> [Tasks for this exercise]
1. According to the Kinesis guide below, what should the Destination be set to when you create the Firehose Delivery Stream?
2. Continue the Kinesis guide below, picking up right after its final sentence.

> [Document excerpt]
= Beginning of Section =
Stream from AWS Kinesis

In this guide, you'll learn how to send data from AWS Kinesis to Tinybird.

If you have a Kinesis Data Stream that you want to send to Tinybird, it should be pretty quick thanks to Kinesis Firehose. This page explains how to integrate Kinesis with Tinybird using Firehose.

1. Push messages From Kinesis To Tinybird

Create a Token with the right scope

In your Workspace, create a Token with the Create new Data Sources or append data to existing ones scope:

Create a Token with the right scope

Create a new Data Stream

Start by creating a new Data Stream in AWS Kinesis (see the AWS documentation for more information).

Create a Kinesis Data Stream

Create a Firehose Delivery Stream

Next, create a Kinesis Data Firehose Delivery Stream.

Set the Source to Amazon Kinesis Data Streams and the Destination to HTTP Endpoint.

In the Destination Settings, set HTTP Endpoint URL to point to the Tinybird Events API.

https://api.tinybird.co/v0/events?name=<your_datasource_name>&wait=true&token=<your_token_with_DS_rights>

This example is for Workspaces in the GCP --> europe-west3 region. If necessary, replace with the correct region for your Workspace. Additionally, note the wait=true parameter. Learn more about it in the Events API docs.

You don't need to create the Data Source in advance; it will automatically be created for you.

Send sample messages and check that they arrive to Tinybird

If you don't have an active data stream, follow this python script to generate dummy data.
= End of Section =
(Dataset items)
= Beginning of Section =
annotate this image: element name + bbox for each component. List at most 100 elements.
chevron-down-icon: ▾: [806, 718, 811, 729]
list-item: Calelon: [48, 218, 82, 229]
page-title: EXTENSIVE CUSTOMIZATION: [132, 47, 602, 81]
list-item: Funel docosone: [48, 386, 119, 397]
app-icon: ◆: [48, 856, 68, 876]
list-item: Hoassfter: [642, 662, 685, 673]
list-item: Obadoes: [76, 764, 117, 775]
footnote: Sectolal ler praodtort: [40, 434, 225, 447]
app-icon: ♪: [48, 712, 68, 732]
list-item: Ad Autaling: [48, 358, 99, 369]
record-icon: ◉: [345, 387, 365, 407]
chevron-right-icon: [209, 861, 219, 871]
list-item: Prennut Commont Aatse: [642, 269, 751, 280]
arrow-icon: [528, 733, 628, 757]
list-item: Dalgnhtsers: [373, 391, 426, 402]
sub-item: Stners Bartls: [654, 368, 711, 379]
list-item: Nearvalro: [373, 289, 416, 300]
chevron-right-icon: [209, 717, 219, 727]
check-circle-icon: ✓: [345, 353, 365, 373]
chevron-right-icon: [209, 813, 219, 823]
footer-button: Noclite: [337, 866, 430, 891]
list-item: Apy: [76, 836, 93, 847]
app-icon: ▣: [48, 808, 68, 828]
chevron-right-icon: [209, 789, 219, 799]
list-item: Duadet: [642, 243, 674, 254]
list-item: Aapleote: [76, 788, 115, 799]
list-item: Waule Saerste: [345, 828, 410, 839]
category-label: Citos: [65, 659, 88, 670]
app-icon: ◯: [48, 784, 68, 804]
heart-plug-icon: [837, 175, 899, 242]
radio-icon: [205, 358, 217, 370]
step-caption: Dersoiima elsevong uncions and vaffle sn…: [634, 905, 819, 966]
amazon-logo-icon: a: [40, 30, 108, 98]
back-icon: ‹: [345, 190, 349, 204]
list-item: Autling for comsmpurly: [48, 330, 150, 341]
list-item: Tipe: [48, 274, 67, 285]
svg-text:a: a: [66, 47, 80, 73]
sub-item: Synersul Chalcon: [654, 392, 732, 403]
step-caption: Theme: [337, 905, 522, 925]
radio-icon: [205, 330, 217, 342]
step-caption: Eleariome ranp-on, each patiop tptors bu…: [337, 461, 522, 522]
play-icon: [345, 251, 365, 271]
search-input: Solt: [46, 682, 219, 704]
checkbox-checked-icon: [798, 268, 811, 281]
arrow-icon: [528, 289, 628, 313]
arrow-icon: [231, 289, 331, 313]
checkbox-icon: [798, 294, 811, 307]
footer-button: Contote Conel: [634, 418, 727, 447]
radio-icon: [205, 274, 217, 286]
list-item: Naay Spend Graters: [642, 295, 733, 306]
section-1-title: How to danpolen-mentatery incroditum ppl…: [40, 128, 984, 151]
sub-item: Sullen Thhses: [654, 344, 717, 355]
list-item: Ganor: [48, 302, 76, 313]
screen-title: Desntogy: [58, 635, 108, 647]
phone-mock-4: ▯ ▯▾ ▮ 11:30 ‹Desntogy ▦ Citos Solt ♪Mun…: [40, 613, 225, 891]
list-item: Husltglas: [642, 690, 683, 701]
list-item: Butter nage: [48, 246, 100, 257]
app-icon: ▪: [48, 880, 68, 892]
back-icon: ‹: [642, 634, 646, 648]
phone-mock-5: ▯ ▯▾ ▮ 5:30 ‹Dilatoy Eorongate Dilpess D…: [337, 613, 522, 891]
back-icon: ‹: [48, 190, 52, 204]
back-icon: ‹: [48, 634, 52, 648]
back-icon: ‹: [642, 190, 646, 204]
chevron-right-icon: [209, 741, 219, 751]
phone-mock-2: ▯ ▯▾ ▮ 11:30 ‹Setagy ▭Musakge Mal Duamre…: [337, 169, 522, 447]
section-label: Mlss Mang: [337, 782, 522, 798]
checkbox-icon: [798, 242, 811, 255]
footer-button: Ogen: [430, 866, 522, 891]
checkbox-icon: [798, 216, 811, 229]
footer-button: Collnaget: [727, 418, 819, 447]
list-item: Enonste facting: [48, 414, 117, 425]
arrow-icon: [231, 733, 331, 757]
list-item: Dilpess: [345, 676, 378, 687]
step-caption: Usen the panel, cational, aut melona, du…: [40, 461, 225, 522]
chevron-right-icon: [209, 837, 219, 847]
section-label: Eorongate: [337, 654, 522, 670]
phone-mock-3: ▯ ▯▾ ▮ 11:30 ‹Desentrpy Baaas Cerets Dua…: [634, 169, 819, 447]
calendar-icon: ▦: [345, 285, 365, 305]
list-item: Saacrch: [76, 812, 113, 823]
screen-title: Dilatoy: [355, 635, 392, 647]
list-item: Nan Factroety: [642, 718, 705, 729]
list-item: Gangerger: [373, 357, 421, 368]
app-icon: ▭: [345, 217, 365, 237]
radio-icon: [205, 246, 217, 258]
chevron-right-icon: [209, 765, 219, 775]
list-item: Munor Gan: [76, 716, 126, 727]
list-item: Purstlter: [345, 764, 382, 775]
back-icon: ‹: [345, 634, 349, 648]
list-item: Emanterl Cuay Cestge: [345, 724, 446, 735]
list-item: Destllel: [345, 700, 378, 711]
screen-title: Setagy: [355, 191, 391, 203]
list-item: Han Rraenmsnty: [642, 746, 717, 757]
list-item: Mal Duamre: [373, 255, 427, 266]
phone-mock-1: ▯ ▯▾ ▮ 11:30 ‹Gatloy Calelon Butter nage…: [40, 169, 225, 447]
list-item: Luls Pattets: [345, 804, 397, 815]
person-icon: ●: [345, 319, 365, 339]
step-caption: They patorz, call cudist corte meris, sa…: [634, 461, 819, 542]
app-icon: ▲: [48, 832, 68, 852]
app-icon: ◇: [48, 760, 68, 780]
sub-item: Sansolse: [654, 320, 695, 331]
= End of Section =
> [Answers given]
1. HTTP Endpoint

2.
Back in Tinybird, you should see 3 columns filled with data in your Data Source. timestamp and requestId are self explanatory, and your messages are in records\_\data:

Firehose Data Source

2. Decode message data

Decode message data

The records\_\data column contains an array of encoded messages.

In order to get one row per each element of the array, use the ARRAY JOIN Clause. You'll also need to decode the messages with the base64Decode() function.

Now that the raw JSON is in a column, you can use JSONExtract functions to extract the desired fields:

Decoding messages
NODE decode_messages
SQL >
   SELECT
       base64Decode(encoded_m) message,
       fromUnixTimestamp64Milli(timestamp) kinesis_ts
   FROM firehose
   ARRAY JOIN records__data as encoded_m
 
NODE extract_message_fields
SQL >
   SELECT
       kinesis_ts,
       toDateTime64(JSONExtractString(message, 'datetime'), 3) datetime,
       JSONExtractString(message, 'event') event,
       JSONExtractString(message, 'product') product
   FROM decode_messages
Decoding messages

Performance optimizations

It is highly recommended to persist the decoded and unrolled result in a different Data Source. You can do it with a Materialized View: A combination of a Pipe and a Data Source that leaves the transformed data into the destination Data Source as soon as new data arrives to the Firehose Data Source.

Don't store what you won't need. In this example, some of the extra columns could be skipped. Add a TTL to the Firehose Data Source to prevent keeping more data than you need.

Another alternative is to create the Firehose Data Source with a Null Engine. This way, data ingested there can be transformed and fill the destination Data Source without being persisted in the Data Source with the Null Engine.